(Task brief)
Give the listing below again in full, exactly as written.

(Material for this exercise)
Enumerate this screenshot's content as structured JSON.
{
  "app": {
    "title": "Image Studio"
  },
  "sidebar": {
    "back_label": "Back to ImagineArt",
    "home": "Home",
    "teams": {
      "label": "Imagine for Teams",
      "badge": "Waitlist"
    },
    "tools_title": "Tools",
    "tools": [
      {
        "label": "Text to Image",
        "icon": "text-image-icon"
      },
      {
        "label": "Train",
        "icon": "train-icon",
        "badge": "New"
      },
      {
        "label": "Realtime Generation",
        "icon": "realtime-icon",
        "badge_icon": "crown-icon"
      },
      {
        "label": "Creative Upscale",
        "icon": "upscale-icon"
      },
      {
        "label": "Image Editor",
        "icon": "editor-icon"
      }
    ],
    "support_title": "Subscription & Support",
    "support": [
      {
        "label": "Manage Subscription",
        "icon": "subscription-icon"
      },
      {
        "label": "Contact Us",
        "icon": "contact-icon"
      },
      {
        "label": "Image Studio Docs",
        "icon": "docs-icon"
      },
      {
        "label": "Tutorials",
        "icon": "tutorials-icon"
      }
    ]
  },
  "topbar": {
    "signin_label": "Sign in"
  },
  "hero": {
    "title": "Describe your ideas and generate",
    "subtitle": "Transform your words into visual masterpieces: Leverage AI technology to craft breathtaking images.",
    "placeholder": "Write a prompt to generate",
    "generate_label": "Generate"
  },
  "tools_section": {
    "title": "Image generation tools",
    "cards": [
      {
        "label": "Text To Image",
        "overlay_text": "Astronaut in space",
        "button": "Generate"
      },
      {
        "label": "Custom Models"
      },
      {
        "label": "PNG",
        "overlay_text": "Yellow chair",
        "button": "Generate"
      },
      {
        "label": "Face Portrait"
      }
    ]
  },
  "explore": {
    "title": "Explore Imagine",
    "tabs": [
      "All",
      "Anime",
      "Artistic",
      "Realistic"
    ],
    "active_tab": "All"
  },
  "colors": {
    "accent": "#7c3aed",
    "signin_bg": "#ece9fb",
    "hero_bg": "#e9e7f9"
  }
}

(The answer)
Enumerate this screenshot's content as structured JSON.
{
  "app": {
    "title": "Image Studio"
  },
  "sidebar": {
    "back_label": "Back to ImagineArt",
    "home": "Home",
    "teams": {
      "label": "Imagine for Teams",
      "badge": "Waitlist"
    },
    "tools_title": "Tools",
    "tools": [
      {
        "label": "Text to Image",
        "icon": "text-image-icon"
      },
      {
        "label": "Train",
        "icon": "train-icon",
        "badge": "New"
      },
      {
        "label": "Realtime Generation",
        "icon": "realtime-icon",
        "badge_icon": "crown-icon"
      },
      {
        "label": "Creative Upscale",
        "icon": "upscale-icon"
      },
      {
        "label": "Image Editor",
        "icon": "editor-icon"
      }
    ],
    "support_title": "Subscription & Support",
    "support": [
      {
        "label": "Manage Subscription",
        "icon": "subscription-icon"
      },
      {
        "label": "Contact Us",
        "icon": "contact-icon"
      },
      {
        "label": "Image Studio Docs",
        "icon": "docs-icon"
      },
      {
        "label": "Tutorials",
        "icon": "tutorials-icon"
      }
    ]
  },
  "topbar": {
    "signin_label": "Sign in"
  },
  "hero": {
    "title": "Describe your ideas and generate",
    "subtitle": "Transform your words into visual masterpieces: Leverage AI technology to craft breathtaking images.",
    "placeholder": "Write a prompt to generate",
    "generate_label": "Generate"
  },
  "tools_section": {
    "title": "Image generation tools",
    "cards": [
      {
        "label": "Text To Image",
        "overlay_text": "Astronaut in space",
        "button": "Generate"
      },
      {
        "label": "Custom Models"
      },
      {
        "label": "PNG",
        "overlay_text": "Yellow chair",
        "button": "Generate"
      },
      {
        "label": "Face Portrait"
      }
    ]
  },
  "explore": {
    "title": "Explore Imagine",
    "tabs": [
      "All",
      "Anime",
      "Artistic",
      "Realistic"
    ],
    "active_tab": "All"
  },
  "colors": {
    "accent": "#7c3aed",
    "signin_bg": "#ece9fb",
    "hero_bg": "#e9e7f9"
  }
}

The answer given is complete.